- [WHAT TO DO]
(1) In the forum comments on earthquake safety, what happened to the ambulances during the 1971 San Fernando earthquake?
(2) Using the forum comments on earthquake safety, explain why emergency vehicles should be parked outdoors or in a secure structure.

- [PASSAGE TO READ]

Start of Block

Posted by Barry Raleigh, a resident of Woodside
on Feb 6, 2010 at 11:22 am

The San Fernando earthquake of 1971 collapsed an outdoor parking structure onto the ambulances parked underneath. It was one of those "Why didn't we think of that?" moments.
Emergency vehicles need to be parked out of doors or at least in a secure structure. Most above ground garages are susceptible to failure unless they are designed to be seismically sound.


Posted by Too Much Traffic, a resident of Another Palo Alto neighborhood
on Feb 6, 2010 at 1:44 pm

Let's take it further down the future. The Stanford Hospital retrofit has still not been approved by the city council, despite 10 years of effort by Stanford (the council is concerned about traffic, mitigation, housing and are not satisfied with the amount of money Stanford is offering--former council members are agitating for more concessions by Stanford and the plaintive whine of "too much traffic" is constantly heard. The council as in the past, is afraid to make a decision, so they have hired more outside consultants and appointed a 5th ad hoc committee to study the matter). The earthquake strikes--the Stanford Hospital and the Childrens hospital are almost destroyed by the collapse of the buildings--hundred of patients, doctors, nurses and support personnel are crushed by the debris. Meanwhile with the destruction of the Stanford Hospital there is nowhere nearby to take injured residents of the surrounding areas--hundreds die due to lack of treatment.

But even in the worst of times a former council member is concerned that all the emergency vehicles in the city are causing too much traffic--some things never change.


Posted by palo alto mom, a resident of Duveneck/St. Francis
on Feb 7, 2010 at 8:54 am

On the positive side, there was an article in the Mercury news about permit fees for earthquake retrofits - PA does NOT charge a permit fee! Unlike most neighboring towns, we encourage people to make their homes safer, we don't make it harder and more expensive.

End of Block

- [GIVEN INFORMATION]
Start of Block

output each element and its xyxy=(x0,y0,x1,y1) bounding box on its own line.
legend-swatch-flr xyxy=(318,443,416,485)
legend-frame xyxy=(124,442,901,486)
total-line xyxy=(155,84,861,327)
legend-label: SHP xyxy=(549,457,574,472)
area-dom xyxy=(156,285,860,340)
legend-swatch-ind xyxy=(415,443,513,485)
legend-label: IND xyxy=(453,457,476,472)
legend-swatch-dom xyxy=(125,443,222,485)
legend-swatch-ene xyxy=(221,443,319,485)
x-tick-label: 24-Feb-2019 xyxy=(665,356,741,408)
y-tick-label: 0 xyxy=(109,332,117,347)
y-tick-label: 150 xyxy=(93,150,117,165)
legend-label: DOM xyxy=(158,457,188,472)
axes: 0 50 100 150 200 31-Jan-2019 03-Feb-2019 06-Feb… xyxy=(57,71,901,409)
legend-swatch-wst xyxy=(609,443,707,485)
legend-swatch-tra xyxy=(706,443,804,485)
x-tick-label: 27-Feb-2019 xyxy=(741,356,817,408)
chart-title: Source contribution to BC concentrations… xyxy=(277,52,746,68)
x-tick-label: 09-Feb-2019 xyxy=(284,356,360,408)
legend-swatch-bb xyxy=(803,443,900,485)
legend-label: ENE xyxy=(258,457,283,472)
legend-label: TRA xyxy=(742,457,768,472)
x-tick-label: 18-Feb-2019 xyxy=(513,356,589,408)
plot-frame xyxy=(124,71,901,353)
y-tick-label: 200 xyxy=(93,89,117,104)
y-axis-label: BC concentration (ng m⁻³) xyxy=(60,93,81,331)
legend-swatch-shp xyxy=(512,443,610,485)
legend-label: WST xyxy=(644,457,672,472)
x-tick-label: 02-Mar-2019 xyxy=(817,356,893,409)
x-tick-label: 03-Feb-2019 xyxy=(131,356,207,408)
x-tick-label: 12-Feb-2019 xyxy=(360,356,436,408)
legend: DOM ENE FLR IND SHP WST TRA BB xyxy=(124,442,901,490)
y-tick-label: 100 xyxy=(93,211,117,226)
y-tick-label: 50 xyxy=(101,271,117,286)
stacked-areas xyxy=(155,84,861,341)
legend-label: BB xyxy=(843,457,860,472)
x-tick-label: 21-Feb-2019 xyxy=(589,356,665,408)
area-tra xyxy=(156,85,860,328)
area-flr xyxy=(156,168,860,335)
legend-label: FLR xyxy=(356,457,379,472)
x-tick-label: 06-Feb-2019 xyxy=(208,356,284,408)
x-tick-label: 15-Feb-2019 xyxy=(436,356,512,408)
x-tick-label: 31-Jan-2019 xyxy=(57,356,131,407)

End of Block

- [SOLUTION LIST]
(1) An outdoor parking structure collapsed onto them while they were parked underneath.

(2) Most above-ground garages can fail in an earthquake unless they are designed to be seismically sound. In the 1971 San Fernando earthquake, an outdoor parking structure collapsed onto the ambulances parked beneath it.